╔══
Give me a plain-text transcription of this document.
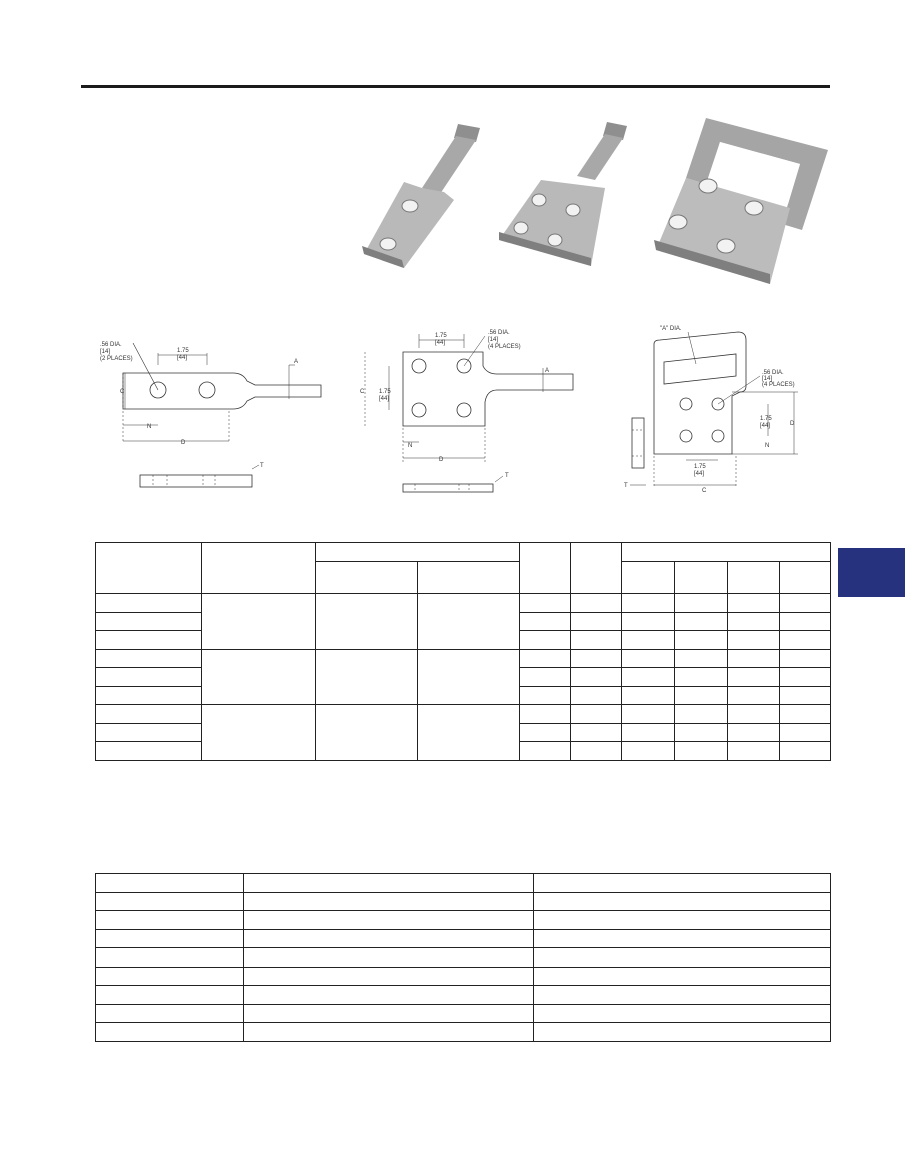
.56 DIA.
[14]
(2 PLACES)
1.75
[44]
A
C
N
D
T
1.75
[44]
.56 DIA.
[14]
(4 PLACES)
1.75
[44]
A
C
N
D
T
"A" DIA.
.56 DIA.
[14]
(4 PLACES)
1.75
[44]	D
N
1.75
[44]
T
C
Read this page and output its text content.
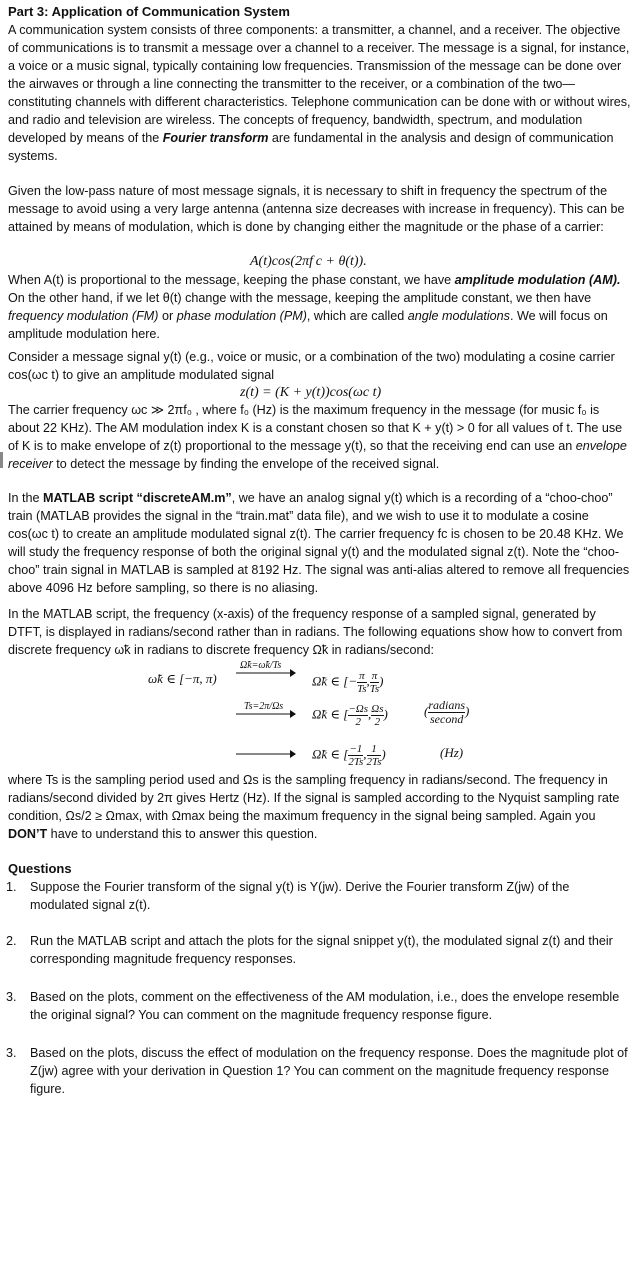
Part 3: Application of Communication System

A communication system consists of three components: a transmitter, a channel, and a receiver. The objective of communications is to transmit a message over a channel to a receiver. The message is a signal, for instance, a voice or a music signal, typically containing low frequencies. Transmission of the message can be done over the airwaves or through a line connecting the transmitter to the receiver, or a combination of the two—constituting channels with different characteristics. Telephone communication can be done with or without wires, and radio and television are wireless. The concepts of frequency, bandwidth, spectrum, and modulation developed by means of the Fourier transform are fundamental in the analysis and design of communication systems.

Given the low-pass nature of most message signals, it is necessary to shift in frequency the spectrum of the message to avoid using a very large antenna (antenna size decreases with increase in frequency). This can be attained by means of modulation, which is done by changing either the magnitude or the phase of a carrier:

A(t)cos(2πf c + θ(t)).

When A(t) is proportional to the message, keeping the phase constant, we have amplitude modulation (AM). On the other hand, if we let θ(t) change with the message, keeping the amplitude constant, we then have frequency modulation (FM) or phase modulation (PM), which are called angle modulations. We will focus on amplitude modulation here.

Consider a message signal y(t) (e.g., voice or music, or a combination of the two) modulating a cosine carrier cos(ωc t) to give an amplitude modulated signal

z(t) = (K + y(t))cos(ωc t)

The carrier frequency ωc ≫ 2πf₀ , where f₀ (Hz) is the maximum frequency in the message (for music f₀ is about 22 KHz). The AM modulation index K is a constant chosen so that K + y(t) > 0 for all values of t. The use of K is to make envelope of z(t) proportional to the message y(t), so that the receiving end can use an envelope receiver to detect the message by finding the envelope of the received signal.

In the MATLAB script “discreteAM.m”, we have an analog signal y(t) which is a recording of a “choo-choo” train (MATLAB provides the signal in the “train.mat” data file), and we wish to use it to modulate a cosine cos(ωc t) to create an amplitude modulated signal z(t). The carrier frequency fc is chosen to be 20.48 KHz. We will study the frequency response of both the original signal y(t) and the modulated signal z(t). Note the “choo-choo” train signal in MATLAB is sampled at 8192 Hz. The signal was anti-alias altered to remove all frequencies above 4096 Hz before sampling, so there is no aliasing.

In the MATLAB script, the frequency (x-axis) of the frequency response of a sampled signal, generated by DTFT, is displayed in radians/second rather than in radians. The following equations show how to convert from discrete frequency ω̃k in radians to discrete frequency Ω̃k in radians/second:

ω̃k ∈ [−π, π)
Ω̃k=ω̃k/Ts
Ω̃k ∈ [− $\frac{\pi}{Ts}$ , $\frac{\pi}{Ts}$ )
Ts=2π/Ωs Ω̃k ∈ [ $\frac{-\Omega s}{2}$ , $\frac{\Omega s}{2}$ )	( radians
second
)
Ω̃k ∈ [ $\frac{-1}{2Ts}$ , $\frac{1}{2Ts}$ )	(Hz)

where Ts is the sampling period used and Ωs is the sampling frequency in radians/second. The frequency in radians/second divided by 2π gives Hertz (Hz). If the signal is sampled according to the Nyquist sampling rate condition, Ωs/2 ≥ Ωmax, with Ωmax being the maximum frequency in the signal being sampled. Again you DON’T have to understand this to answer this question.

Questions
1. Suppose the Fourier transform of the signal y(t) is Y(jw). Derive the Fourier transform Z(jw) of the modulated signal z(t).
2. Run the MATLAB script and attach the plots for the signal snippet y(t), the modulated signal z(t) and their corresponding magnitude frequency responses.
3. Based on the plots, comment on the effectiveness of the AM modulation, i.e., does the envelope resemble the original signal? You can comment on the magnitude frequency response figure.
3. Based on the plots, discuss the effect of modulation on the frequency response. Does the magnitude plot of Z(jw) agree with your derivation in Question 1? You can comment on the magnitude frequency response figure.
╚══
Write out all the entries again, word for word, and print no images.

OUTPUT OF THE TASK:
Give me a plain-text transcription of this document.
.56 DIA.
[14]
(2 PLACES)
1.75
[44]
A
C
N
D
T
1.75
[44]
.56 DIA.
[14]
(4 PLACES)
1.75
[44]
A
C
N
D
T
"A" DIA.
.56 DIA.
[14]
(4 PLACES)
1.75
[44]	D
N
1.75
[44]
T
C
Read this page and output its text content.
Part 3: Application of Communication System

A communication system consists of three components: a transmitter, a channel, and a receiver. The objective of communications is to transmit a message over a channel to a receiver. The message is a signal, for instance, a voice or a music signal, typically containing low frequencies. Transmission of the message can be done over the airwaves or through a line connecting the transmitter to the receiver, or a combination of the two—constituting channels with different characteristics. Telephone communication can be done with or without wires, and radio and television are wireless. The concepts of frequency, bandwidth, spectrum, and modulation developed by means of the Fourier transform are fundamental in the analysis and design of communication systems.

Given the low-pass nature of most message signals, it is necessary to shift in frequency the spectrum of the message to avoid using a very large antenna (antenna size decreases with increase in frequency). This can be attained by means of modulation, which is done by changing either the magnitude or the phase of a carrier:

A(t)cos(2πf c + θ(t)).

When A(t) is proportional to the message, keeping the phase constant, we have amplitude modulation (AM). On the other hand, if we let θ(t) change with the message, keeping the amplitude constant, we then have frequency modulation (FM) or phase modulation (PM), which are called angle modulations. We will focus on amplitude modulation here.

Consider a message signal y(t) (e.g., voice or music, or a combination of the two) modulating a cosine carrier cos(ωc t) to give an amplitude modulated signal

z(t) = (K + y(t))cos(ωc t)

The carrier frequency ωc ≫ 2πf₀ , where f₀ (Hz) is the maximum frequency in the message (for music f₀ is about 22 KHz). The AM modulation index K is a constant chosen so that K + y(t) > 0 for all values of t. The use of K is to make envelope of z(t) proportional to the message y(t), so that the receiving end can use an envelope receiver to detect the message by finding the envelope of the received signal.

In the MATLAB script “discreteAM.m”, we have an analog signal y(t) which is a recording of a “choo-choo” train (MATLAB provides the signal in the “train.mat” data file), and we wish to use it to modulate a cosine cos(ωc t) to create an amplitude modulated signal z(t). The carrier frequency fc is chosen to be 20.48 KHz. We will study the frequency response of both the original signal y(t) and the modulated signal z(t). Note the “choo-choo” train signal in MATLAB is sampled at 8192 Hz. The signal was anti-alias altered to remove all frequencies above 4096 Hz before sampling, so there is no aliasing.

In the MATLAB script, the frequency (x-axis) of the frequency response of a sampled signal, generated by DTFT, is displayed in radians/second rather than in radians. The following equations show how to convert from discrete frequency ω̃k in radians to discrete frequency Ω̃k in radians/second:

ω̃k ∈ [−π, π)
Ω̃k=ω̃k/Ts
Ω̃k ∈ [− $\frac{\pi}{Ts}$ , $\frac{\pi}{Ts}$ )
Ts=2π/Ωs Ω̃k ∈ [ $\frac{-\Omega s}{2}$ , $\frac{\Omega s}{2}$ )	( radians
second
)
Ω̃k ∈ [ $\frac{-1}{2Ts}$ , $\frac{1}{2Ts}$ )	(Hz)

where Ts is the sampling period used and Ωs is the sampling frequency in radians/second. The frequency in radians/second divided by 2π gives Hertz (Hz). If the signal is sampled according to the Nyquist sampling rate condition, Ωs/2 ≥ Ωmax, with Ωmax being the maximum frequency in the signal being sampled. Again you DON’T have to understand this to answer this question.

Questions
1. Suppose the Fourier transform of the signal y(t) is Y(jw). Derive the Fourier transform Z(jw) of the modulated signal z(t).
2. Run the MATLAB script and attach the plots for the signal snippet y(t), the modulated signal z(t) and their corresponding magnitude frequency responses.
3. Based on the plots, comment on the effectiveness of the AM modulation, i.e., does the envelope resemble the original signal? You can comment on the magnitude frequency response figure.
3. Based on the plots, discuss the effect of modulation on the frequency response. Does the magnitude plot of Z(jw) agree with your derivation in Question 1? You can comment on the magnitude frequency response figure.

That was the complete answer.